CVE-2020-10018: 
NixOS vulnerability analysis and mitigation

CVE-2020-10018 affects WebKitGTK through version 2.26.4 and WPE WebKit through version 2.26.4 (versions before 2.28.0). The vulnerability was discovered by Sudhakar Verma, Ashfaq Ansari & Siddhant Badhe from Project Srishti of CloudFuzz and was disclosed on March 12, 2020. This security issue impacts the web content engine libraries used in GTK-based applications (WebKit Advisory, NVD).

The vulnerability is a memory corruption issue, specifically a use-after-free condition, that occurs in the WebKit engine. The issue has been assigned a CVSS v3.1 base score of 9.8 (CRITICAL) with the vector string CVSS:3.1/AV:N/AC:L/PR:N/UI:N/S:U/C:H/I:H/A:H. The vulnerability was addressed in version 2.28.0 with improved memory handling (NVD, WebKit Advisory).

(Document structure recognition data)
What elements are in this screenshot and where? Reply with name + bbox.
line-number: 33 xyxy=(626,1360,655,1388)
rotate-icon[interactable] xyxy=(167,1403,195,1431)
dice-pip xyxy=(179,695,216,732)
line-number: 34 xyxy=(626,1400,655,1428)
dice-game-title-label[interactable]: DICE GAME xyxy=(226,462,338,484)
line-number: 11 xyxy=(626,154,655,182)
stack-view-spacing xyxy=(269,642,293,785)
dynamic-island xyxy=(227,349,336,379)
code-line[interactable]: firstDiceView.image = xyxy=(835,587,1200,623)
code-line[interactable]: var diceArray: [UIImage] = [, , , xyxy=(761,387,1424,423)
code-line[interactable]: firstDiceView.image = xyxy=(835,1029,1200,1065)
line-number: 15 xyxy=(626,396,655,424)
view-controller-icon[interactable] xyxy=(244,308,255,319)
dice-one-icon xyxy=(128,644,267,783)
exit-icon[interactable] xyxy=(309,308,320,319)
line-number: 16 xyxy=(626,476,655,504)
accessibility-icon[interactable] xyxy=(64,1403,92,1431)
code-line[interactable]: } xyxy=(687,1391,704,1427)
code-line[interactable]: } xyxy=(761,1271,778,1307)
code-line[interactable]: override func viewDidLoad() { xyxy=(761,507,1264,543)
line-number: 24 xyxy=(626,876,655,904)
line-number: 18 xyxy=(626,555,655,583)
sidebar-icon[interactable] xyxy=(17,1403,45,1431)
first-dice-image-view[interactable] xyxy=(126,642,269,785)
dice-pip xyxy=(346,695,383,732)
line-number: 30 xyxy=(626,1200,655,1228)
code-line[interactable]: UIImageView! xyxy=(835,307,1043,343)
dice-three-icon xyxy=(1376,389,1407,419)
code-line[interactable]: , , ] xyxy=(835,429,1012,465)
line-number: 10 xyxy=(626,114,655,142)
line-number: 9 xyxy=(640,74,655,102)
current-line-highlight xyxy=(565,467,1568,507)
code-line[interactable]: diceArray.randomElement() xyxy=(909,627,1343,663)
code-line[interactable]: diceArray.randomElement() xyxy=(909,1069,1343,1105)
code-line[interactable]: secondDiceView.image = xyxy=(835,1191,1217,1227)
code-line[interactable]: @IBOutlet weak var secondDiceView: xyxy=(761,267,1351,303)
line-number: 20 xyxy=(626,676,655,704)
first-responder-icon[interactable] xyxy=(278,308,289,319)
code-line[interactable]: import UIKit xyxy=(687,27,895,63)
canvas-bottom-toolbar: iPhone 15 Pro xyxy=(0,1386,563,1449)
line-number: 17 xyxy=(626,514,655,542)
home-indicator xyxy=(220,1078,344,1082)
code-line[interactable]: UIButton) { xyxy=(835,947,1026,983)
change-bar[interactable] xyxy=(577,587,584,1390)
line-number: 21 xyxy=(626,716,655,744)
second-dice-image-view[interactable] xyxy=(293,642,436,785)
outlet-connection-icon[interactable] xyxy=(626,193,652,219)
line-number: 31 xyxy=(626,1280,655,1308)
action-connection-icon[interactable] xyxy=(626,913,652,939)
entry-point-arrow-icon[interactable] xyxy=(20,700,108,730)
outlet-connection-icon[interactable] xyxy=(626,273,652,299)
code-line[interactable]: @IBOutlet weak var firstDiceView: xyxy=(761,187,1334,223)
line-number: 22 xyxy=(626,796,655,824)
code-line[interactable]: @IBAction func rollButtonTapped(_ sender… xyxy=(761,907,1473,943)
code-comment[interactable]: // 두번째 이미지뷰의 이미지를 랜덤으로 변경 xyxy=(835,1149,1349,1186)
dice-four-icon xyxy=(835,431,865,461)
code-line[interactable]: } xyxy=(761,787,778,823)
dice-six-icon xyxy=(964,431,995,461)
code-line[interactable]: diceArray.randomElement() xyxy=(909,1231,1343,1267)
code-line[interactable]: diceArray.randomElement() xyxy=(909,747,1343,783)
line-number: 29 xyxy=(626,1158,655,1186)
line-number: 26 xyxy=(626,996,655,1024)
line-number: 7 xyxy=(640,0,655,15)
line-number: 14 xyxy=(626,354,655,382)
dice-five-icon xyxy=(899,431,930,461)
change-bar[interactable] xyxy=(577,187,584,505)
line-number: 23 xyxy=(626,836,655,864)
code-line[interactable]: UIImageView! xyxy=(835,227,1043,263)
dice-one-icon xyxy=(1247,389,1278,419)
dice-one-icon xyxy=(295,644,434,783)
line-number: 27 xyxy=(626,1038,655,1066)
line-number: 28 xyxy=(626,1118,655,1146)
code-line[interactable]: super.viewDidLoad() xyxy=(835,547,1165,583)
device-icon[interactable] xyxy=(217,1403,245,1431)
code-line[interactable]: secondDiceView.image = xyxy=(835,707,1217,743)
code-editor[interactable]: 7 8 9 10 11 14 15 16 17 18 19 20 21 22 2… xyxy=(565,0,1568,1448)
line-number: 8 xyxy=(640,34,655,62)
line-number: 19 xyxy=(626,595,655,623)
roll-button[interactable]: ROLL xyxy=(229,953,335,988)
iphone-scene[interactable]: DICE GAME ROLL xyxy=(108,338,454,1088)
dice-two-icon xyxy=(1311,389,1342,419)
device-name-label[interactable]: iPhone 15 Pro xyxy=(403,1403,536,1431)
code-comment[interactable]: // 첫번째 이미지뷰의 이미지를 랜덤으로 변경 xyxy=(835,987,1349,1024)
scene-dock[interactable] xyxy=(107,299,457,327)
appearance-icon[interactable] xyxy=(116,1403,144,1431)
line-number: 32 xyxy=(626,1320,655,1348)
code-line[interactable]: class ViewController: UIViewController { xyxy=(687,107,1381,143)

▶ **Assignment**: Quote the stretch of the CVE-2020-10018 analysis from "CVE-2020-10018 affects WebKitGTK" through "(WebKit Advisory, NVD)." word for word.

▶ **Expected output**:
CVE-2020-10018 affects WebKitGTK through version 2.26.4 and WPE WebKit through version 2.26.4 (versions before 2.28.0). The vulnerability was discovered by Sudhakar Verma, Ashfaq Ansari & Siddhant Badhe from Project Srishti of CloudFuzz and was disclosed on March 12, 2020. This security issue impacts the web content engine libraries used in GTK-based applications (WebKit Advisory, NVD).